[Document excerpt]
------

700K French ISP Subscribers Have Received an Infringement Warning
-- Nearly 700,000 ISP accounts in France have received at least one copyright infringement warning as part of the country's anti-piracy efforts. Sixty ISP account holders in France are facing their "third strike" from the country's anti-piracy authority Hadopi, according to a report at TorrentFreak. A third strike could result in a small fine (about 1,500 euros) and disconnection of Internet for up to one month.
Last month there were 650,000 ISP account holders in the "first strike" stage, up from 471,000 in February. About 44,000 account holders have received a second warning.
Warnings have been sent out to account holders since October 2010. Rights holders are responsible for sending notices of infringements to the Hadopi agency. Hadopi then emails a warning to the ISP subscriber accused of infringement and monitors the account. A second warning is sent if a rights holder, the ISP or Hadopi suspects another infringement. A third warning within a year could result in punishment. An appeals process is available in the third warning phase.
This is the first Hadopi news that puts the scale of the undertaking into perspective. Until now there had not been any indication about the number of infringement notices that were being sent to ISPs and how many warnings were being passed on to ISP subscribers. But these numbers suggest Hadopi is reaching a good portion of France's Internet users.
Between the subscribers in all three stages of warnings, France has about 694,000 ISP subscribers who have received up to three warnings. That's a pretty large number considering the country had about 22 million broadband subscribers in the first quarter of 2011, according to numbers available from ARCEP, the regulatory agency that oversees the country's electronic communications. Based on that figure, about 3% of the country's broadband subscribers have received at least one infringement notice.

------

[Entries shown]
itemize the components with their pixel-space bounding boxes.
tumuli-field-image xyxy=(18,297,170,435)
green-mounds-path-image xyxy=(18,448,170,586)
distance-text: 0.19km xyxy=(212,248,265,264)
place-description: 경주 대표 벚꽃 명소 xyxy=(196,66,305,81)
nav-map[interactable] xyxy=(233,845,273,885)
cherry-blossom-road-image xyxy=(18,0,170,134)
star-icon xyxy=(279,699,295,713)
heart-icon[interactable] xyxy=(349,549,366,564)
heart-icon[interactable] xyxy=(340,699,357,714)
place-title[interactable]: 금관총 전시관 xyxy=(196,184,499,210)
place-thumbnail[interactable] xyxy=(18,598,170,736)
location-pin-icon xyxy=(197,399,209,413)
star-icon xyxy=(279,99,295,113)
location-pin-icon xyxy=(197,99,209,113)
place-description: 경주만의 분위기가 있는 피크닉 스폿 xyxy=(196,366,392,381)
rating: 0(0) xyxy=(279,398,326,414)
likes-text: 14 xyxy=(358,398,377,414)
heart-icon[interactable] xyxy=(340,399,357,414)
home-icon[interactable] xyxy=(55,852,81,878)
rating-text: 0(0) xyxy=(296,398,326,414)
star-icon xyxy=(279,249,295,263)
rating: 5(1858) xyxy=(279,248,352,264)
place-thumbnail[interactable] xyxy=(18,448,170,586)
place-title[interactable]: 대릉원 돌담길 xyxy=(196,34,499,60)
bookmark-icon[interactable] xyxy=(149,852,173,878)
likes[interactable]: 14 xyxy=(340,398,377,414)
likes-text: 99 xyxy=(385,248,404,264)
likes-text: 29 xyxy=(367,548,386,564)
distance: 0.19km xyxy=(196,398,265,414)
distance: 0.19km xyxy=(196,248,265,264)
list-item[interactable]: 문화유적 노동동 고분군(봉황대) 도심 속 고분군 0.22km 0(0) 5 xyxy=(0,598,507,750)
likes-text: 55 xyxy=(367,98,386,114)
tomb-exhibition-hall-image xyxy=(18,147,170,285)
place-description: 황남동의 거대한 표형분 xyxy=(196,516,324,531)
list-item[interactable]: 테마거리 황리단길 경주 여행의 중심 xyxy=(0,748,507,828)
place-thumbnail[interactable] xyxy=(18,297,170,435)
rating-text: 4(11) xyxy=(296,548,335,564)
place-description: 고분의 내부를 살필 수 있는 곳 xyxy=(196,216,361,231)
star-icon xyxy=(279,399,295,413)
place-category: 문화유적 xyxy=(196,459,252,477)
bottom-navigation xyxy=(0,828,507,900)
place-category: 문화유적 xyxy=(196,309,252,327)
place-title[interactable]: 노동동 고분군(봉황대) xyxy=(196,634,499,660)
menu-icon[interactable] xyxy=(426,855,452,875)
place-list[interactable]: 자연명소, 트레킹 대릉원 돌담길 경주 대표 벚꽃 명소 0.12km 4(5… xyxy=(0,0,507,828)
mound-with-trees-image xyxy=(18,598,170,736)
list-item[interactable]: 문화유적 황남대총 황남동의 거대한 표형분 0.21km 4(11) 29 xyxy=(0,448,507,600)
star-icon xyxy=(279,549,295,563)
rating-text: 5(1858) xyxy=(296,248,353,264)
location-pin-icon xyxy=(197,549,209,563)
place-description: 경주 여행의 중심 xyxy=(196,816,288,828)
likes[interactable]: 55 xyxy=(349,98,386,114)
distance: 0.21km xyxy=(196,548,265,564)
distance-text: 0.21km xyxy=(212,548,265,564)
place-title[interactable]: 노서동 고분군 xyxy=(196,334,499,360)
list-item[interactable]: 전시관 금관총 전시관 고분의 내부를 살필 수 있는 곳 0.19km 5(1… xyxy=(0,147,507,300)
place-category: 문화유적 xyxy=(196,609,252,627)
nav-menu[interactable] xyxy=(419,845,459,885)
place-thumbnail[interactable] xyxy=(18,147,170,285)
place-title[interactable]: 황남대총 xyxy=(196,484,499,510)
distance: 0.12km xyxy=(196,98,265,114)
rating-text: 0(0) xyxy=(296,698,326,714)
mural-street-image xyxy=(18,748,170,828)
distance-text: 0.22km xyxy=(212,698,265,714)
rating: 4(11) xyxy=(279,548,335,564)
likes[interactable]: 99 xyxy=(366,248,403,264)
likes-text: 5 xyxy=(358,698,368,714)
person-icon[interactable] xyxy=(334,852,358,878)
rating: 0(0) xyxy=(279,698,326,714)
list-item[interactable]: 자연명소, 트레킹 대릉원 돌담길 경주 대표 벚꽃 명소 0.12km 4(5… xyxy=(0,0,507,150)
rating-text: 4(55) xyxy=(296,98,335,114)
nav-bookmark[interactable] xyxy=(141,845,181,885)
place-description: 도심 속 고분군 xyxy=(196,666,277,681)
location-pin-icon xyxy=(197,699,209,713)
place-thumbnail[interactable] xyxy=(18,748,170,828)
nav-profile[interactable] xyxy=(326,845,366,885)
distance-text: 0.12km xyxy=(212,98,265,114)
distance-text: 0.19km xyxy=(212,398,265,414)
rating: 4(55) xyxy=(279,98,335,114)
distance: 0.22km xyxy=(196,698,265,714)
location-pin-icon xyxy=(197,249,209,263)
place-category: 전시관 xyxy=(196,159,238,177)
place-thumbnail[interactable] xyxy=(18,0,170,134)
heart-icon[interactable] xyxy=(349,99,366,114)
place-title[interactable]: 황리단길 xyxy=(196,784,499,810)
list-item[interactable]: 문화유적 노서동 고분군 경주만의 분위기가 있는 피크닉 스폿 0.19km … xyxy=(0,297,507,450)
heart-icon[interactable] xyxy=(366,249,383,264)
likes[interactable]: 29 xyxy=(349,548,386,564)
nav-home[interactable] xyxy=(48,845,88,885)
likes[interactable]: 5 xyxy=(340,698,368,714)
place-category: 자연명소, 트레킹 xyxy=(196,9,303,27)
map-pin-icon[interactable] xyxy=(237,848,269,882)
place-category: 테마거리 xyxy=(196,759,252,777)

------

[Task instructions] Reproduce the passage from the article on French copyright warnings, starting at "700K French ISP" and ending at "a second warning.".

[Written reply]
700K French ISP Subscribers Have Received an Infringement Warning
-- Nearly 700,000 ISP accounts in France have received at least one copyright infringement warning as part of the country's anti-piracy efforts. Sixty ISP account holders in France are facing their "third strike" from the country's anti-piracy authority Hadopi, according to a report at TorrentFreak. A third strike could result in a small fine (about 1,500 euros) and disconnection of Internet for up to one month.
Last month there were 650,000 ISP account holders in the "first strike" stage, up from 471,000 in February. About 44,000 account holders have received a second warning.